## Requirements
Retype every entry in its entirety, without alteration.

## Exercise data
= = = = = = =
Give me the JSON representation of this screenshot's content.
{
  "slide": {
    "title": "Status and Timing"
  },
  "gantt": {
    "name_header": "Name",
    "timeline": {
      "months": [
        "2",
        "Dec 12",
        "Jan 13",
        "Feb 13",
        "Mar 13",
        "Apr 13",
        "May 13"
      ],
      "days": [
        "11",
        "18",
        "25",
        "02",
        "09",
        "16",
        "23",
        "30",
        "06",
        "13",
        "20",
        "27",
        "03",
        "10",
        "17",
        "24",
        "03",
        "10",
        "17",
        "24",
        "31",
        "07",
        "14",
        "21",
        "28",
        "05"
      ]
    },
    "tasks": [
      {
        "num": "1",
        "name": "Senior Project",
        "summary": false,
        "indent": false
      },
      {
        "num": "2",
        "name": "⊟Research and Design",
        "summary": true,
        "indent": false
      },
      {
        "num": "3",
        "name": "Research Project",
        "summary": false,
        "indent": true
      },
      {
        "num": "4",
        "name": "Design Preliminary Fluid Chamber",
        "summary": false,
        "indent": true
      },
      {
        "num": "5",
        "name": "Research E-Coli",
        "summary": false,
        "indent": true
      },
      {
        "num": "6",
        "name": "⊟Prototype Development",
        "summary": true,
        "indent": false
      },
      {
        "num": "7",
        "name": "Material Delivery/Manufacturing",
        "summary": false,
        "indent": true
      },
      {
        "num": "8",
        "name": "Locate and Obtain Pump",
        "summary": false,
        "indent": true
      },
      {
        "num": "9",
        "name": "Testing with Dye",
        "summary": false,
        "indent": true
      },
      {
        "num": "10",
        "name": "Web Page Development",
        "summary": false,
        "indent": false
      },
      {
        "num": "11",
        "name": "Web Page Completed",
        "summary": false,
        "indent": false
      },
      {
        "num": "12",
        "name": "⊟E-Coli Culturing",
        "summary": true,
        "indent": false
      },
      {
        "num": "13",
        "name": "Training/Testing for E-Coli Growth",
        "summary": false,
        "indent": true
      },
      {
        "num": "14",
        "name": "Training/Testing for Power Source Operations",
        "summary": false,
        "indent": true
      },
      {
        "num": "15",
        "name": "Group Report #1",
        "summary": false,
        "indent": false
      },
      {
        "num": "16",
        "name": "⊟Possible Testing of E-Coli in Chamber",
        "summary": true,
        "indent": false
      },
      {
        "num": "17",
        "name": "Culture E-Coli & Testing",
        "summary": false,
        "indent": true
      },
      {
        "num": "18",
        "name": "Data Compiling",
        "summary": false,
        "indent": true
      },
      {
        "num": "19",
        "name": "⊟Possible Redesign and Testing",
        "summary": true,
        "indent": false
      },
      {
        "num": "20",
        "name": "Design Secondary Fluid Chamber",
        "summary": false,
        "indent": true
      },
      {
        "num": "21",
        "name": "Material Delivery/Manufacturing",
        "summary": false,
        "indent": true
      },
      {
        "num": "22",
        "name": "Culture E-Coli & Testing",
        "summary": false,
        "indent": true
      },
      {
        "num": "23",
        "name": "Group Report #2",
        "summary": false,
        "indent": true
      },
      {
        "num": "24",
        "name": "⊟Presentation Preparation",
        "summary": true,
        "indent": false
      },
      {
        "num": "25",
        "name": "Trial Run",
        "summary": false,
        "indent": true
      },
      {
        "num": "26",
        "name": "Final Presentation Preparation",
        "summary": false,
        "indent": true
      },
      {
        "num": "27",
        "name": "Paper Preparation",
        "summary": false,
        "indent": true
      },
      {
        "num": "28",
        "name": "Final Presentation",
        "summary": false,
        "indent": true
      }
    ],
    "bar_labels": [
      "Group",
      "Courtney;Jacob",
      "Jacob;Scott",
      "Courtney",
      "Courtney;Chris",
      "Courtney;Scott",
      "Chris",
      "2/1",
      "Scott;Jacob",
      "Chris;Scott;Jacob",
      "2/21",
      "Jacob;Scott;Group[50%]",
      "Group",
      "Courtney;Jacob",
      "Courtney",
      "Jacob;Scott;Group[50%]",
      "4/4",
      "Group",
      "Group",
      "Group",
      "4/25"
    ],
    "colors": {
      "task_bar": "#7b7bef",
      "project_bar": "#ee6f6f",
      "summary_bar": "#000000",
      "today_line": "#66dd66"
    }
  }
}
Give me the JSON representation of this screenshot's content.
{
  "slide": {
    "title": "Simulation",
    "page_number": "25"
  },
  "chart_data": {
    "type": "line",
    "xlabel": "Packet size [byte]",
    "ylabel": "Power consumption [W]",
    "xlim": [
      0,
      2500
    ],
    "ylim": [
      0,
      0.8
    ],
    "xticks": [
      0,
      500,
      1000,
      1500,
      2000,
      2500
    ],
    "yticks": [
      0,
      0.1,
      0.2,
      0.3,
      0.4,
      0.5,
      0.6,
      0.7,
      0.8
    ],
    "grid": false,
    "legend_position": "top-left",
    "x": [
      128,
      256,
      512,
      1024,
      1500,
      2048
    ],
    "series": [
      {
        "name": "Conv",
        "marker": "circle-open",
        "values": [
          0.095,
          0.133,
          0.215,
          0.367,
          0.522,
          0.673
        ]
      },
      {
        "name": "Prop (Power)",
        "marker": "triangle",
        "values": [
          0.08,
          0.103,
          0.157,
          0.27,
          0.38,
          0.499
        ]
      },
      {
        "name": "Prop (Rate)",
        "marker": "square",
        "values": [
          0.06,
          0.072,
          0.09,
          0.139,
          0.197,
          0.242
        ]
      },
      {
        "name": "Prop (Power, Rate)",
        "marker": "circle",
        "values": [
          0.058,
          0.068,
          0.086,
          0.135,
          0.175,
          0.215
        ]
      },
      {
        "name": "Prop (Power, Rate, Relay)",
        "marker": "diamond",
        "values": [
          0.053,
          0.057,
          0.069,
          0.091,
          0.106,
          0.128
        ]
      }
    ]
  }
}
= = = = = = =
## Solved problem
Give me the JSON representation of this screenshot's content.
{
  "slide": {
    "title": "Status and Timing"
  },
  "gantt": {
    "name_header": "Name",
    "timeline": {
      "months": [
        "2",
        "Dec 12",
        "Jan 13",
        "Feb 13",
        "Mar 13",
        "Apr 13",
        "May 13"
      ],
      "days": [
        "11",
        "18",
        "25",
        "02",
        "09",
        "16",
        "23",
        "30",
        "06",
        "13",
        "20",
        "27",
        "03",
        "10",
        "17",
        "24",
        "03",
        "10",
        "17",
        "24",
        "31",
        "07",
        "14",
        "21",
        "28",
        "05"
      ]
    },
    "tasks": [
      {
        "num": "1",
        "name": "Senior Project",
        "summary": false,
        "indent": false
      },
      {
        "num": "2",
        "name": "⊟Research and Design",
        "summary": true,
        "indent": false
      },
      {
        "num": "3",
        "name": "Research Project",
        "summary": false,
        "indent": true
      },
      {
        "num": "4",
        "name": "Design Preliminary Fluid Chamber",
        "summary": false,
        "indent": true
      },
      {
        "num": "5",
        "name": "Research E-Coli",
        "summary": false,
        "indent": true
      },
      {
        "num": "6",
        "name": "⊟Prototype Development",
        "summary": true,
        "indent": false
      },
      {
        "num": "7",
        "name": "Material Delivery/Manufacturing",
        "summary": false,
        "indent": true
      },
      {
        "num": "8",
        "name": "Locate and Obtain Pump",
        "summary": false,
        "indent": true
      },
      {
        "num": "9",
        "name": "Testing with Dye",
        "summary": false,
        "indent": true
      },
      {
        "num": "10",
        "name": "Web Page Development",
        "summary": false,
        "indent": false
      },
      {
        "num": "11",
        "name": "Web Page Completed",
        "summary": false,
        "indent": false
      },
      {
        "num": "12",
        "name": "⊟E-Coli Culturing",
        "summary": true,
        "indent": false
      },
      {
        "num": "13",
        "name": "Training/Testing for E-Coli Growth",
        "summary": false,
        "indent": true
      },
      {
        "num": "14",
        "name": "Training/Testing for Power Source Operations",
        "summary": false,
        "indent": true
      },
      {
        "num": "15",
        "name": "Group Report #1",
        "summary": false,
        "indent": false
      },
      {
        "num": "16",
        "name": "⊟Possible Testing of E-Coli in Chamber",
        "summary": true,
        "indent": false
      },
      {
        "num": "17",
        "name": "Culture E-Coli & Testing",
        "summary": false,
        "indent": true
      },
      {
        "num": "18",
        "name": "Data Compiling",
        "summary": false,
        "indent": true
      },
      {
        "num": "19",
        "name": "⊟Possible Redesign and Testing",
        "summary": true,
        "indent": false
      },
      {
        "num": "20",
        "name": "Design Secondary Fluid Chamber",
        "summary": false,
        "indent": true
      },
      {
        "num": "21",
        "name": "Material Delivery/Manufacturing",
        "summary": false,
        "indent": true
      },
      {
        "num": "22",
        "name": "Culture E-Coli & Testing",
        "summary": false,
        "indent": true
      },
      {
        "num": "23",
        "name": "Group Report #2",
        "summary": false,
        "indent": true
      },
      {
        "num": "24",
        "name": "⊟Presentation Preparation",
        "summary": true,
        "indent": false
      },
      {
        "num": "25",
        "name": "Trial Run",
        "summary": false,
        "indent": true
      },
      {
        "num": "26",
        "name": "Final Presentation Preparation",
        "summary": false,
        "indent": true
      },
      {
        "num": "27",
        "name": "Paper Preparation",
        "summary": false,
        "indent": true
      },
      {
        "num": "28",
        "name": "Final Presentation",
        "summary": false,
        "indent": true
      }
    ],
    "bar_labels": [
      "Group",
      "Courtney;Jacob",
      "Jacob;Scott",
      "Courtney",
      "Courtney;Chris",
      "Courtney;Scott",
      "Chris",
      "2/1",
      "Scott;Jacob",
      "Chris;Scott;Jacob",
      "2/21",
      "Jacob;Scott;Group[50%]",
      "Group",
      "Courtney;Jacob",
      "Courtney",
      "Jacob;Scott;Group[50%]",
      "4/4",
      "Group",
      "Group",
      "Group",
      "4/25"
    ],
    "colors": {
      "task_bar": "#7b7bef",
      "project_bar": "#ee6f6f",
      "summary_bar": "#000000",
      "today_line": "#66dd66"
    }
  }
}
Give me the JSON representation of this screenshot's content.
{
  "slide": {
    "title": "Simulation",
    "page_number": "25"
  },
  "chart_data": {
    "type": "line",
    "xlabel": "Packet size [byte]",
    "ylabel": "Power consumption [W]",
    "xlim": [
      0,
      2500
    ],
    "ylim": [
      0,
      0.8
    ],
    "xticks": [
      0,
      500,
      1000,
      1500,
      2000,
      2500
    ],
    "yticks": [
      0,
      0.1,
      0.2,
      0.3,
      0.4,
      0.5,
      0.6,
      0.7,
      0.8
    ],
    "grid": false,
    "legend_position": "top-left",
    "x": [
      128,
      256,
      512,
      1024,
      1500,
      2048
    ],
    "series": [
      {
        "name": "Conv",
        "marker": "circle-open",
        "values": [
          0.095,
          0.133,
          0.215,
          0.367,
          0.522,
          0.673
        ]
      },
      {
        "name": "Prop (Power)",
        "marker": "triangle",
        "values": [
          0.08,
          0.103,
          0.157,
          0.27,
          0.38,
          0.499
        ]
      },
      {
        "name": "Prop (Rate)",
        "marker": "square",
        "values": [
          0.06,
          0.072,
          0.09,
          0.139,
          0.197,
          0.242
        ]
      },
      {
        "name": "Prop (Power, Rate)",
        "marker": "circle",
        "values": [
          0.058,
          0.068,
          0.086,
          0.135,
          0.175,
          0.215
        ]
      },
      {
        "name": "Prop (Power, Rate, Relay)",
        "marker": "diamond",
        "values": [
          0.053,
          0.057,
          0.069,
          0.091,
          0.106,
          0.128
        ]
      }
    ]
  }
}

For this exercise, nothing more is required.